Source material:
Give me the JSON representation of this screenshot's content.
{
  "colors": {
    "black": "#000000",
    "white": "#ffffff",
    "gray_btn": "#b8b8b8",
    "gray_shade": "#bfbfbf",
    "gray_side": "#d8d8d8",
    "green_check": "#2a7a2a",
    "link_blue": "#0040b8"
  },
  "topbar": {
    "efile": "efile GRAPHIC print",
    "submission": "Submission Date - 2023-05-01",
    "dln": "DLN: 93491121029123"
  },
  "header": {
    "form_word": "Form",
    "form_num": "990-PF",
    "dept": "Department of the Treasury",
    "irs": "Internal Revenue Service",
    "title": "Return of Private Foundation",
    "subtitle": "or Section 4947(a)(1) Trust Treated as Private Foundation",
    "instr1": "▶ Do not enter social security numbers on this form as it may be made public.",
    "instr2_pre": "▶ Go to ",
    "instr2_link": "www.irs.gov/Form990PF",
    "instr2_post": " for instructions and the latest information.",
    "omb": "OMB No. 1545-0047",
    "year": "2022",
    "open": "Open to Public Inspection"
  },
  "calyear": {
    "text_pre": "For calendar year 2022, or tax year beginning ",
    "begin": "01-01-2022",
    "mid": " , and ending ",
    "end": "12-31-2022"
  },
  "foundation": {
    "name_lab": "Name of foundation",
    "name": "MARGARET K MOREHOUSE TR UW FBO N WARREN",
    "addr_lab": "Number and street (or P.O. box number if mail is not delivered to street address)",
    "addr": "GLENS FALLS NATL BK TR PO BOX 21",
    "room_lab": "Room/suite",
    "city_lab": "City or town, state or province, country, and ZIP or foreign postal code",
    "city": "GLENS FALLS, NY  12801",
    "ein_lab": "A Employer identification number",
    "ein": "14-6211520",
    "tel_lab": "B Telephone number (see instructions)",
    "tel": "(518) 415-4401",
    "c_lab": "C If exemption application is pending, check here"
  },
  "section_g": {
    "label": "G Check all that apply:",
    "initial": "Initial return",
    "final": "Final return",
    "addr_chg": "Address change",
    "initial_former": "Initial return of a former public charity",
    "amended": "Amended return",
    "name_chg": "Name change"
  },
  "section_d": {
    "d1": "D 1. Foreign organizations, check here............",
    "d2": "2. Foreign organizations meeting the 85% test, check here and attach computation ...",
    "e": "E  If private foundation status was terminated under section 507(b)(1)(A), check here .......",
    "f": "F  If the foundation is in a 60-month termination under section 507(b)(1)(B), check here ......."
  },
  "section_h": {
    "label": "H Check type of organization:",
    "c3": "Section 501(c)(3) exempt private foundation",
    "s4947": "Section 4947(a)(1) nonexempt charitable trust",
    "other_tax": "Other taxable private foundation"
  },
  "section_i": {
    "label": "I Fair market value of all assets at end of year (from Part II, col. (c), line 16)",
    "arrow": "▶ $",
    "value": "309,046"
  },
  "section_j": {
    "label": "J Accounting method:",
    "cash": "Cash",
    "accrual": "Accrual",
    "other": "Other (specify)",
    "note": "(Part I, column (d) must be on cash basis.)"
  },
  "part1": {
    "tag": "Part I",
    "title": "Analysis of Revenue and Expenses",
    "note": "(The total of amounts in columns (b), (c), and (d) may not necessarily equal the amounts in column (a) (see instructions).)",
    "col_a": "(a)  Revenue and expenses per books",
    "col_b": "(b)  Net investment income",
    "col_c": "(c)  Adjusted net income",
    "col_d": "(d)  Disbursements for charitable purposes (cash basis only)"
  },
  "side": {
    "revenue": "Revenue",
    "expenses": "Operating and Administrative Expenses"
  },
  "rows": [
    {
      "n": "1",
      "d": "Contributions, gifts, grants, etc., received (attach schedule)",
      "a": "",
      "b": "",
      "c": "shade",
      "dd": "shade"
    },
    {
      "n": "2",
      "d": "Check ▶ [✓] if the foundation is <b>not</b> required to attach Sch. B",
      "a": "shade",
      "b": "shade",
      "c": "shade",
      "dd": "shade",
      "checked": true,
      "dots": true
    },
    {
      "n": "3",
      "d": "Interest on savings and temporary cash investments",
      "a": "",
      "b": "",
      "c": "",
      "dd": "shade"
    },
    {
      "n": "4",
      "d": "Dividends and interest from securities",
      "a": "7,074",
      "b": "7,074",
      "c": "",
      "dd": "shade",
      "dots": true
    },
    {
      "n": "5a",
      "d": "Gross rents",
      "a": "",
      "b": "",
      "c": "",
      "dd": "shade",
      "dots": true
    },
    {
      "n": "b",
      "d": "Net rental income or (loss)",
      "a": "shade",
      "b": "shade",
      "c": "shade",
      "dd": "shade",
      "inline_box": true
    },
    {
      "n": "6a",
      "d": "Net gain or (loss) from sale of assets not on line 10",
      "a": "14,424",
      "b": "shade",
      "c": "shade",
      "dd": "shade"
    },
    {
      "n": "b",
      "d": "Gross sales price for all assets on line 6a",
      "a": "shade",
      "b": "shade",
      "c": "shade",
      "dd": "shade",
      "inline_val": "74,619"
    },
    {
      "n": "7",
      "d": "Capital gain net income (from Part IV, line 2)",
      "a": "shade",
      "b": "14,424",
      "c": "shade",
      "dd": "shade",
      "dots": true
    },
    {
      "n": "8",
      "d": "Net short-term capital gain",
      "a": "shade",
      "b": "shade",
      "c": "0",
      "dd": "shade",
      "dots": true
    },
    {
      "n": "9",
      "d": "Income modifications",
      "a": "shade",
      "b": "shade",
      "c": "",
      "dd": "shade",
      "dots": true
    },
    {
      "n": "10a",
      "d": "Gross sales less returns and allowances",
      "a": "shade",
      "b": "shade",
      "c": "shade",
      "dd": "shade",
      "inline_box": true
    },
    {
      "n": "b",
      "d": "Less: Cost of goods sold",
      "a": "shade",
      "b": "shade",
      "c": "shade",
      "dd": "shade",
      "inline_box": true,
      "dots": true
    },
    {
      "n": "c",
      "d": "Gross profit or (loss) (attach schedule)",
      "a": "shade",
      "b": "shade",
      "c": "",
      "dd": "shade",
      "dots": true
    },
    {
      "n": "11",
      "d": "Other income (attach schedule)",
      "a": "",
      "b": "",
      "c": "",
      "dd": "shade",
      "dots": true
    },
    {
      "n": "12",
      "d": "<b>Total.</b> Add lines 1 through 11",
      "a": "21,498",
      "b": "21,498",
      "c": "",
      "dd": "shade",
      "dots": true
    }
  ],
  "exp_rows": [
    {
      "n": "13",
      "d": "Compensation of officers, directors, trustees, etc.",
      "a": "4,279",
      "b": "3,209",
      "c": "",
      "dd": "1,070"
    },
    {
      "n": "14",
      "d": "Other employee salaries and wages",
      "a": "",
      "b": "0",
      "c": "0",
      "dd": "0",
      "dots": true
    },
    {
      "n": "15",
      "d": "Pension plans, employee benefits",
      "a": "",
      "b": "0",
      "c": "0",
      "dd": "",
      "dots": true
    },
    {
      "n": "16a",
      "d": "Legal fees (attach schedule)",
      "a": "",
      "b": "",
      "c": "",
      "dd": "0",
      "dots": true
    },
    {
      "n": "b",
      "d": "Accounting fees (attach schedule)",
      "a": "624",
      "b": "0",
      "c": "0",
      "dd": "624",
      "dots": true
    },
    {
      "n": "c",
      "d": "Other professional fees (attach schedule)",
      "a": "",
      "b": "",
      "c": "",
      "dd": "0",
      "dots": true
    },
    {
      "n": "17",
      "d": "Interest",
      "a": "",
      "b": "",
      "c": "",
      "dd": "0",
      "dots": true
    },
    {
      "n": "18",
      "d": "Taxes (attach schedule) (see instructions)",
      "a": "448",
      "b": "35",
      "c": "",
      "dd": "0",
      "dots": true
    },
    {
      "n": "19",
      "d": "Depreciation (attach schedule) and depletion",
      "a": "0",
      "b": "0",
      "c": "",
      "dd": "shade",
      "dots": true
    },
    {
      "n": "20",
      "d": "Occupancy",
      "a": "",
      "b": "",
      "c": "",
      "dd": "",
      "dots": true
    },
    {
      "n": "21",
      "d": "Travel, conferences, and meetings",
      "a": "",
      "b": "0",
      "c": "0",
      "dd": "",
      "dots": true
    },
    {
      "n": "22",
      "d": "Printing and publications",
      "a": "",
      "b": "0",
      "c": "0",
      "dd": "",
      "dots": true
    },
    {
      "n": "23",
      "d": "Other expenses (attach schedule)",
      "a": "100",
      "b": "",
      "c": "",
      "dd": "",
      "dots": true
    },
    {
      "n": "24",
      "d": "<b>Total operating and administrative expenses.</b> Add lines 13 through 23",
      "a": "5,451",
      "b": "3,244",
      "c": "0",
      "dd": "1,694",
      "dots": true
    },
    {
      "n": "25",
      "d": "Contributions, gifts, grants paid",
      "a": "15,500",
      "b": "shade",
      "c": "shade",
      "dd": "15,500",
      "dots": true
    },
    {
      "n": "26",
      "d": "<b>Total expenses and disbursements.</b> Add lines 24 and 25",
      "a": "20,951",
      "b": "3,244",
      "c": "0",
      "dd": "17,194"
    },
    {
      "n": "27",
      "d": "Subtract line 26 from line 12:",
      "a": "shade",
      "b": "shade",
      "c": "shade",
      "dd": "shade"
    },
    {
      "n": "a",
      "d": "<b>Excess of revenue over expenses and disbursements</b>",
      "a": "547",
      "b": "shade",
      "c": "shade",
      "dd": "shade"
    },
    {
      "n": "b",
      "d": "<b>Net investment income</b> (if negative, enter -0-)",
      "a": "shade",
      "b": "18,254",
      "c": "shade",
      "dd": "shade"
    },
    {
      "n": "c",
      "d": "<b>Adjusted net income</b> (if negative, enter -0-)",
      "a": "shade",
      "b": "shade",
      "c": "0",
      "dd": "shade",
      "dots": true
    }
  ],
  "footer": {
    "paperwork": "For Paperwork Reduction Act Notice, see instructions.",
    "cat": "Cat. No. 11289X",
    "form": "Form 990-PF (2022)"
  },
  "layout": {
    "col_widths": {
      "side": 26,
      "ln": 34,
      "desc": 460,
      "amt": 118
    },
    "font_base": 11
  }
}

Goal of the exercise: Go through the records and show every line with the string "gain" in it.

Result of this task:
      "d": "Net gain or (loss) from sale of assets not on line 10",
      "d": "Capital gain net income (from Part IV, line 2)",
      "d": "Net short-term capital gain",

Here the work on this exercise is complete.